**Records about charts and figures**

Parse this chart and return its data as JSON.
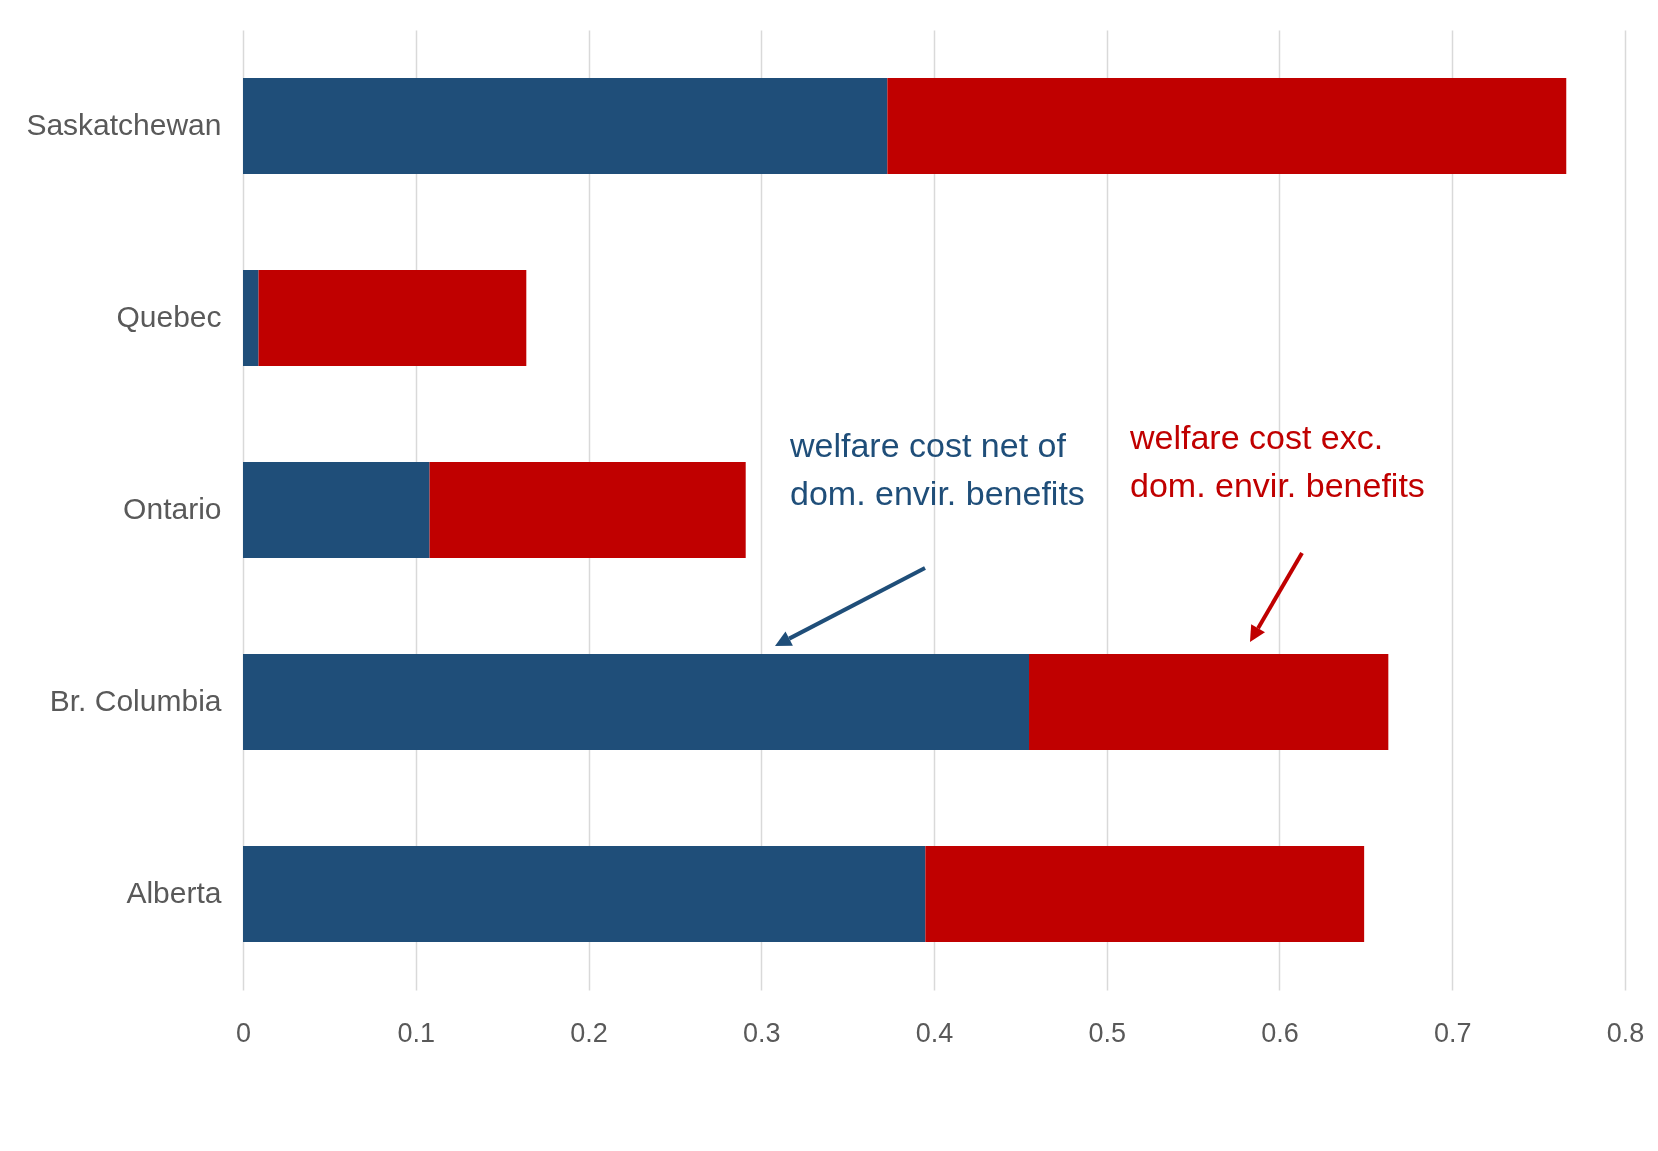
{
  "chart_data": {
    "type": "bar",
    "orientation": "horizontal",
    "stacked": true,
    "categories": [
      "Saskatchewan",
      "Quebec",
      "Ontario",
      "Br. Columbia",
      "Alberta"
    ],
    "series": [
      {
        "name": "welfare cost net of dom. envir. benefits",
        "color": "#1f4e79",
        "values": [
          0.373,
          0.009,
          0.108,
          0.455,
          0.395
        ]
      },
      {
        "name": "welfare cost exc. dom. envir. benefits",
        "color": "#c00000",
        "values": [
          0.393,
          0.155,
          0.183,
          0.208,
          0.254
        ]
      }
    ],
    "xlim": [
      0,
      0.8
    ],
    "xticks": [
      0,
      0.1,
      0.2,
      0.3,
      0.4,
      0.5,
      0.6,
      0.7,
      0.8
    ],
    "grid": "x",
    "legend": false
  }
}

**Your objective**
Tally up the lines holding the word "benefits" in the data above, and answer with that figure only.

**Complete response**
2